■ DATA SHOWN
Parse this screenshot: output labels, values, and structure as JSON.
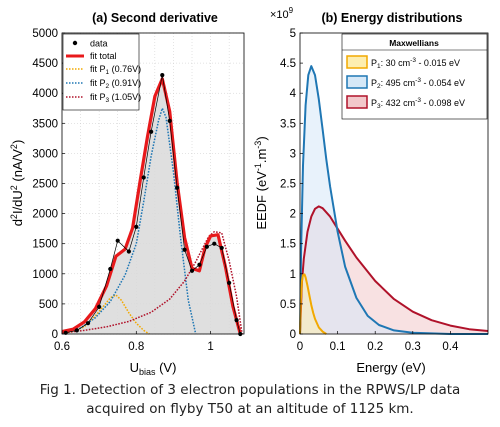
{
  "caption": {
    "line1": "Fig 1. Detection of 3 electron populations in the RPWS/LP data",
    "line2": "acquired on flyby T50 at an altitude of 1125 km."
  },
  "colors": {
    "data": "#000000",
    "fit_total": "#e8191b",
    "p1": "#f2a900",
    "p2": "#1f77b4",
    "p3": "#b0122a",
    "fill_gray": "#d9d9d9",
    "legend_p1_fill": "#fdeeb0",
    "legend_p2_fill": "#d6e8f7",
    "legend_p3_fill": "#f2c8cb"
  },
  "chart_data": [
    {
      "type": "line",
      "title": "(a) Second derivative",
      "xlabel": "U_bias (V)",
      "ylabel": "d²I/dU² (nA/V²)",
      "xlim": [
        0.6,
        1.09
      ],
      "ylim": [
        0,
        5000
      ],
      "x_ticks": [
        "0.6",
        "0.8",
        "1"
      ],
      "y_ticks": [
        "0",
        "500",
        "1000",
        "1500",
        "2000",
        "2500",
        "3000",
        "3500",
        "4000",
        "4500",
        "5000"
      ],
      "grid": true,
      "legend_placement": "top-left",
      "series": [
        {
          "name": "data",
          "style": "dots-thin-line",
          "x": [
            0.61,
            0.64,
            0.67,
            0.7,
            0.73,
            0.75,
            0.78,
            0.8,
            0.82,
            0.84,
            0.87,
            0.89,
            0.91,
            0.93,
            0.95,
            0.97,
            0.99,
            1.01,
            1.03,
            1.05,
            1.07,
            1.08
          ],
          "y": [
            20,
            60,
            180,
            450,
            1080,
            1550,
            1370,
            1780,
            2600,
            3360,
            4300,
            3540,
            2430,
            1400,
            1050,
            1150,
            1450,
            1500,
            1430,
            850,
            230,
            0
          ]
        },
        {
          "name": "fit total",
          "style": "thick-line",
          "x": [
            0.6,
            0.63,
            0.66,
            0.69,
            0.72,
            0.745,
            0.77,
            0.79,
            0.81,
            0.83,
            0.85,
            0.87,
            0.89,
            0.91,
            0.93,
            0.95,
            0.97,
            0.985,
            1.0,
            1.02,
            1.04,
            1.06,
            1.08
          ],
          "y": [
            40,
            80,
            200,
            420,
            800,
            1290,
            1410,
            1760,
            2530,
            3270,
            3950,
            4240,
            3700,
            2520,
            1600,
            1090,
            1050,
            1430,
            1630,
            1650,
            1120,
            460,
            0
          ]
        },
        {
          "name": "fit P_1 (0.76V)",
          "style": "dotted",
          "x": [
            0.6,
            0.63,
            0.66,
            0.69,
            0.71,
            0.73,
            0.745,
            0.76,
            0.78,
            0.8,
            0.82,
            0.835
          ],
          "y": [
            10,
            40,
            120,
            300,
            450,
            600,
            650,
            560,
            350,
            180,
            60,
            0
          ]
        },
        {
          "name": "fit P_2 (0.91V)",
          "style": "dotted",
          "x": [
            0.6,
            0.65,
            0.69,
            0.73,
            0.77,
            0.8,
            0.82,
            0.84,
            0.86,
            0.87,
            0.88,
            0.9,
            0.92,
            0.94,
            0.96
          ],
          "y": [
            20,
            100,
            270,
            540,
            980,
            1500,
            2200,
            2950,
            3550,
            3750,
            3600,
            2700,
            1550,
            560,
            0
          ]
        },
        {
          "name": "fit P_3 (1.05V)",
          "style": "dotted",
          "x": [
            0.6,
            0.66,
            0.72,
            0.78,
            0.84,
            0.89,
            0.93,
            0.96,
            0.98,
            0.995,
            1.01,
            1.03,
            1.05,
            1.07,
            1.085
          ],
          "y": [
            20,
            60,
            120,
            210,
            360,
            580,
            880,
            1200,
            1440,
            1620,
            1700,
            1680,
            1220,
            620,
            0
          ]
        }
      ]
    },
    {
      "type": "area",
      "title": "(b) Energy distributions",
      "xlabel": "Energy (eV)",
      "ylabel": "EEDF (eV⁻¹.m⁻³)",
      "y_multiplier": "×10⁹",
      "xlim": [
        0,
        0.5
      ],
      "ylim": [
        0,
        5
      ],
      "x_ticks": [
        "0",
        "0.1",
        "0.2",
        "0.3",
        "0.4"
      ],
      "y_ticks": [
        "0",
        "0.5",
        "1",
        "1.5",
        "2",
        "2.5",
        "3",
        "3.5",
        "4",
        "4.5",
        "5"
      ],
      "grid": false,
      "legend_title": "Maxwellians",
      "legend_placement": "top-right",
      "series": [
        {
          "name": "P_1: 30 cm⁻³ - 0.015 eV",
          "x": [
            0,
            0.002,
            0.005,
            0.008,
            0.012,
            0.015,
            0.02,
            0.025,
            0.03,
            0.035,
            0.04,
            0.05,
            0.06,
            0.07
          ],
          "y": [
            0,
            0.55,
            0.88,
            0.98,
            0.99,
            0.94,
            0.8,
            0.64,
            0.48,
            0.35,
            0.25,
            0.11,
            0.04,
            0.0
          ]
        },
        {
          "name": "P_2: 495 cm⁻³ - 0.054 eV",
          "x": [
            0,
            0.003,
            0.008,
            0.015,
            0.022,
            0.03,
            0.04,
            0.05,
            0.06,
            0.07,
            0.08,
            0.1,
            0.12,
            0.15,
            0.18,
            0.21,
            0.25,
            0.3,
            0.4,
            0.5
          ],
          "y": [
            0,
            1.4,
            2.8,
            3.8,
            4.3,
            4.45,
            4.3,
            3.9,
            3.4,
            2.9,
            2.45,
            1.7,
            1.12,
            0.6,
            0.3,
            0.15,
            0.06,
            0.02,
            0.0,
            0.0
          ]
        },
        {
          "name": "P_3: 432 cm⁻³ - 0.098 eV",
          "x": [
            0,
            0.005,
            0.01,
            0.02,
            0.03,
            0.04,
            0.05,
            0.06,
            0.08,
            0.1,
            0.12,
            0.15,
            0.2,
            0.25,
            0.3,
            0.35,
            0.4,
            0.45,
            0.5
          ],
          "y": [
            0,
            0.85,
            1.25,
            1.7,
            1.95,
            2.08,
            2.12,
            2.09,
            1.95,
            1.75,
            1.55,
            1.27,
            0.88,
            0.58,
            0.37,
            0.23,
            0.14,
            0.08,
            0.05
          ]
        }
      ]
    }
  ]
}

■ WHAT YOU HAVE TO DO
Repeat the records above verbatim, with no pictures in the result.

■ WRITTEN ANSWER
Parse this screenshot: output labels, values, and structure as JSON.
{
  "caption": {
    "line1": "Fig 1. Detection of 3 electron populations in the RPWS/LP data",
    "line2": "acquired on flyby T50 at an altitude of 1125 km."
  },
  "colors": {
    "data": "#000000",
    "fit_total": "#e8191b",
    "p1": "#f2a900",
    "p2": "#1f77b4",
    "p3": "#b0122a",
    "fill_gray": "#d9d9d9",
    "legend_p1_fill": "#fdeeb0",
    "legend_p2_fill": "#d6e8f7",
    "legend_p3_fill": "#f2c8cb"
  },
  "chart_data": [
    {
      "type": "line",
      "title": "(a) Second derivative",
      "xlabel": "U_bias (V)",
      "ylabel": "d²I/dU² (nA/V²)",
      "xlim": [
        0.6,
        1.09
      ],
      "ylim": [
        0,
        5000
      ],
      "x_ticks": [
        "0.6",
        "0.8",
        "1"
      ],
      "y_ticks": [
        "0",
        "500",
        "1000",
        "1500",
        "2000",
        "2500",
        "3000",
        "3500",
        "4000",
        "4500",
        "5000"
      ],
      "grid": true,
      "legend_placement": "top-left",
      "series": [
        {
          "name": "data",
          "style": "dots-thin-line",
          "x": [
            0.61,
            0.64,
            0.67,
            0.7,
            0.73,
            0.75,
            0.78,
            0.8,
            0.82,
            0.84,
            0.87,
            0.89,
            0.91,
            0.93,
            0.95,
            0.97,
            0.99,
            1.01,
            1.03,
            1.05,
            1.07,
            1.08
          ],
          "y": [
            20,
            60,
            180,
            450,
            1080,
            1550,
            1370,
            1780,
            2600,
            3360,
            4300,
            3540,
            2430,
            1400,
            1050,
            1150,
            1450,
            1500,
            1430,
            850,
            230,
            0
          ]
        },
        {
          "name": "fit total",
          "style": "thick-line",
          "x": [
            0.6,
            0.63,
            0.66,
            0.69,
            0.72,
            0.745,
            0.77,
            0.79,
            0.81,
            0.83,
            0.85,
            0.87,
            0.89,
            0.91,
            0.93,
            0.95,
            0.97,
            0.985,
            1.0,
            1.02,
            1.04,
            1.06,
            1.08
          ],
          "y": [
            40,
            80,
            200,
            420,
            800,
            1290,
            1410,
            1760,
            2530,
            3270,
            3950,
            4240,
            3700,
            2520,
            1600,
            1090,
            1050,
            1430,
            1630,
            1650,
            1120,
            460,
            0
          ]
        },
        {
          "name": "fit P_1 (0.76V)",
          "style": "dotted",
          "x": [
            0.6,
            0.63,
            0.66,
            0.69,
            0.71,
            0.73,
            0.745,
            0.76,
            0.78,
            0.8,
            0.82,
            0.835
          ],
          "y": [
            10,
            40,
            120,
            300,
            450,
            600,
            650,
            560,
            350,
            180,
            60,
            0
          ]
        },
        {
          "name": "fit P_2 (0.91V)",
          "style": "dotted",
          "x": [
            0.6,
            0.65,
            0.69,
            0.73,
            0.77,
            0.8,
            0.82,
            0.84,
            0.86,
            0.87,
            0.88,
            0.9,
            0.92,
            0.94,
            0.96
          ],
          "y": [
            20,
            100,
            270,
            540,
            980,
            1500,
            2200,
            2950,
            3550,
            3750,
            3600,
            2700,
            1550,
            560,
            0
          ]
        },
        {
          "name": "fit P_3 (1.05V)",
          "style": "dotted",
          "x": [
            0.6,
            0.66,
            0.72,
            0.78,
            0.84,
            0.89,
            0.93,
            0.96,
            0.98,
            0.995,
            1.01,
            1.03,
            1.05,
            1.07,
            1.085
          ],
          "y": [
            20,
            60,
            120,
            210,
            360,
            580,
            880,
            1200,
            1440,
            1620,
            1700,
            1680,
            1220,
            620,
            0
          ]
        }
      ]
    },
    {
      "type": "area",
      "title": "(b) Energy distributions",
      "xlabel": "Energy (eV)",
      "ylabel": "EEDF (eV⁻¹.m⁻³)",
      "y_multiplier": "×10⁹",
      "xlim": [
        0,
        0.5
      ],
      "ylim": [
        0,
        5
      ],
      "x_ticks": [
        "0",
        "0.1",
        "0.2",
        "0.3",
        "0.4"
      ],
      "y_ticks": [
        "0",
        "0.5",
        "1",
        "1.5",
        "2",
        "2.5",
        "3",
        "3.5",
        "4",
        "4.5",
        "5"
      ],
      "grid": false,
      "legend_title": "Maxwellians",
      "legend_placement": "top-right",
      "series": [
        {
          "name": "P_1: 30 cm⁻³ - 0.015 eV",
          "x": [
            0,
            0.002,
            0.005,
            0.008,
            0.012,
            0.015,
            0.02,
            0.025,
            0.03,
            0.035,
            0.04,
            0.05,
            0.06,
            0.07
          ],
          "y": [
            0,
            0.55,
            0.88,
            0.98,
            0.99,
            0.94,
            0.8,
            0.64,
            0.48,
            0.35,
            0.25,
            0.11,
            0.04,
            0.0
          ]
        },
        {
          "name": "P_2: 495 cm⁻³ - 0.054 eV",
          "x": [
            0,
            0.003,
            0.008,
            0.015,
            0.022,
            0.03,
            0.04,
            0.05,
            0.06,
            0.07,
            0.08,
            0.1,
            0.12,
            0.15,
            0.18,
            0.21,
            0.25,
            0.3,
            0.4,
            0.5
          ],
          "y": [
            0,
            1.4,
            2.8,
            3.8,
            4.3,
            4.45,
            4.3,
            3.9,
            3.4,
            2.9,
            2.45,
            1.7,
            1.12,
            0.6,
            0.3,
            0.15,
            0.06,
            0.02,
            0.0,
            0.0
          ]
        },
        {
          "name": "P_3: 432 cm⁻³ - 0.098 eV",
          "x": [
            0,
            0.005,
            0.01,
            0.02,
            0.03,
            0.04,
            0.05,
            0.06,
            0.08,
            0.1,
            0.12,
            0.15,
            0.2,
            0.25,
            0.3,
            0.35,
            0.4,
            0.45,
            0.5
          ],
          "y": [
            0,
            0.85,
            1.25,
            1.7,
            1.95,
            2.08,
            2.12,
            2.09,
            1.95,
            1.75,
            1.55,
            1.27,
            0.88,
            0.58,
            0.37,
            0.23,
            0.14,
            0.08,
            0.05
          ]
        }
      ]
    }
  ]
}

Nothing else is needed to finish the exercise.